> DATASET ROWS
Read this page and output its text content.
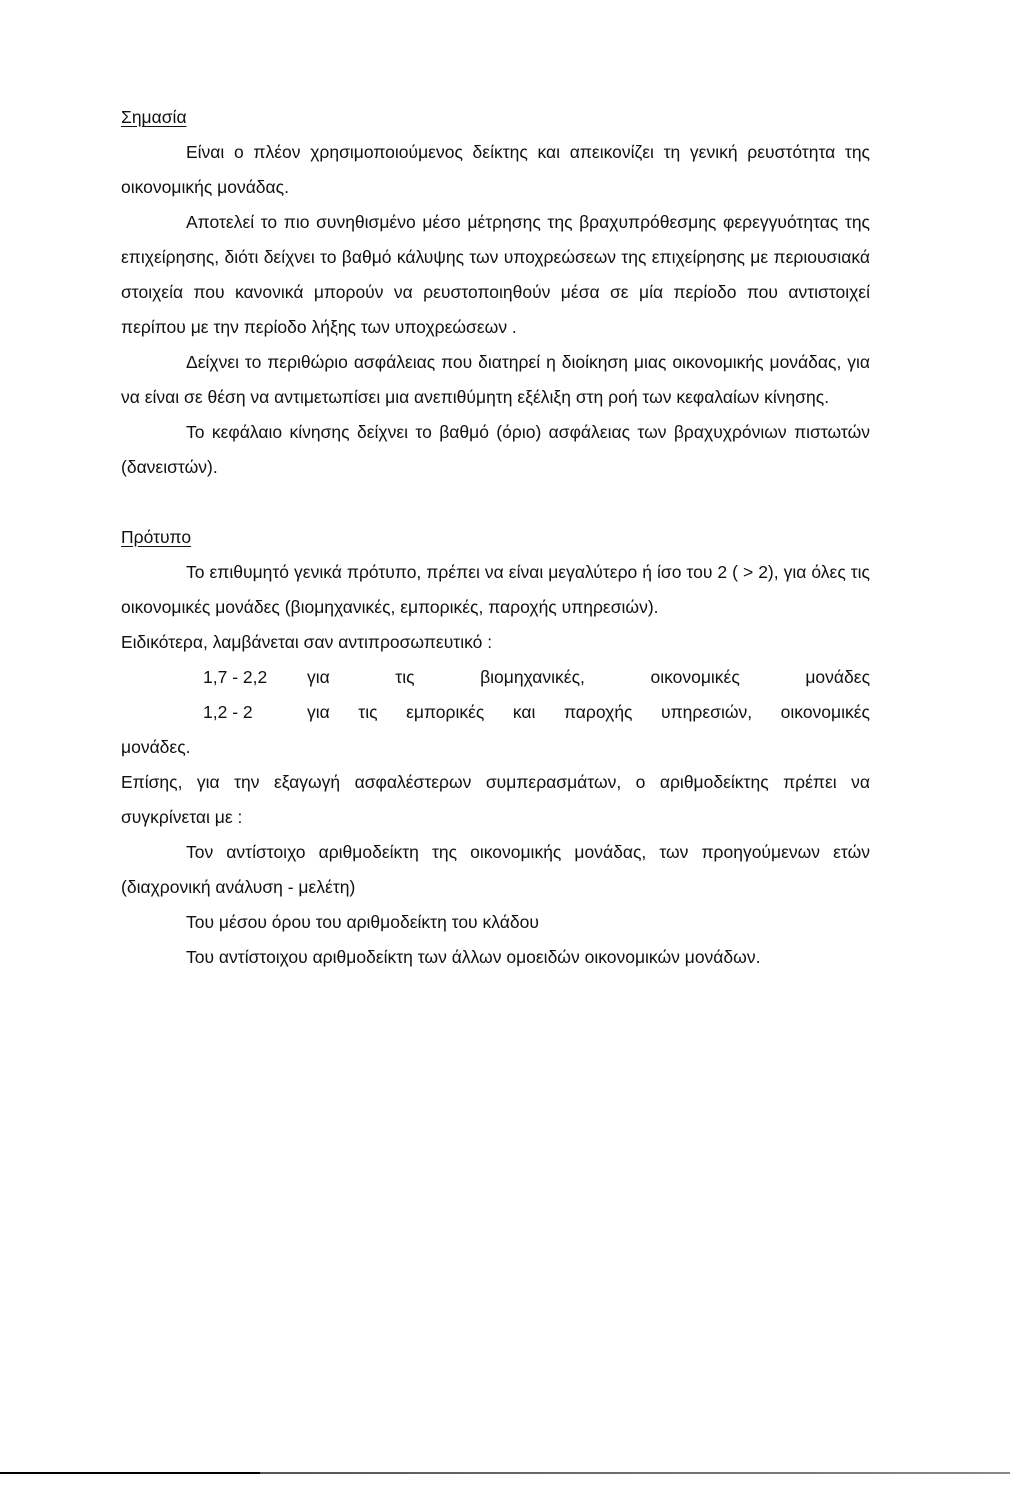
Σημασία

Είναι ο πλέον χρησιμοποιούμενος δείκτης και απεικονίζει τη γενική ρευστότητα της οικονομικής μονάδας.

Αποτελεί το πιο συνηθισμένο μέσο μέτρησης της βραχυπρόθεσμης φερεγγυότητας της επιχείρησης, διότι δείχνει το βαθμό κάλυψης των υποχρεώσεων της επιχείρησης με περιουσιακά στοιχεία που κανονικά μπορούν να ρευστοποιηθούν μέσα σε μία περίοδο που αντιστοιχεί περίπου με την περίοδο λήξης των υποχρεώσεων .

Δείχνει το περιθώριο ασφάλειας που διατηρεί η διοίκηση μιας οικονομικής μονάδας, για να είναι σε θέση να αντιμετωπίσει μια ανεπιθύμητη εξέλιξη στη ροή των κεφαλαίων κίνησης.

Το κεφάλαιο κίνησης δείχνει το βαθμό (όριο) ασφάλειας των βραχυχρόνιων πιστωτών (δανειστών).

Πρότυπο

Το επιθυμητό γενικά πρότυπο, πρέπει να είναι μεγαλύτερο ή ίσο του 2 ( > 2), για όλες τις οικονομικές μονάδες (βιομηχανικές, εμπορικές, παροχής υπηρεσιών).

Ειδικότερα, λαμβάνεται σαν αντιπροσωπευτικό :

1,7 - 2,2	για τις βιομηχανικές, οικονομικές μονάδες
1,2 - 2	για τις εμπορικές και παροχής υπηρεσιών, οικονομικές

μονάδες.

Επίσης, για την εξαγωγή ασφαλέστερων συμπερασμάτων, ο αριθμοδείκτης πρέπει να συγκρίνεται με :

Τον αντίστοιχο αριθμοδείκτη της οικονομικής μονάδας, των προηγούμενων ετών (διαχρονική ανάλυση - μελέτη)

Του μέσου όρου του αριθμοδείκτη του κλάδου

Του αντίστοιχου αριθμοδείκτη των άλλων ομοειδών οικονομικών μονάδων.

> WHAT IS NEEDED
Search the listing for the string "ασφάλειας". Copy each line where it turns up.

> CORRECT RESULT
Δείχνει το περιθώριο ασφάλειας που διατηρεί η διοίκηση μιας οικονομικής μονάδας, για να είναι σε θέση να αντιμετωπίσει μια ανεπιθύμητη εξέλιξη στη ροή των κεφαλαίων κίνησης.
Το κεφάλαιο κίνησης δείχνει το βαθμό (όριο) ασφάλειας των βραχυχρόνιων πιστωτών (δανειστών).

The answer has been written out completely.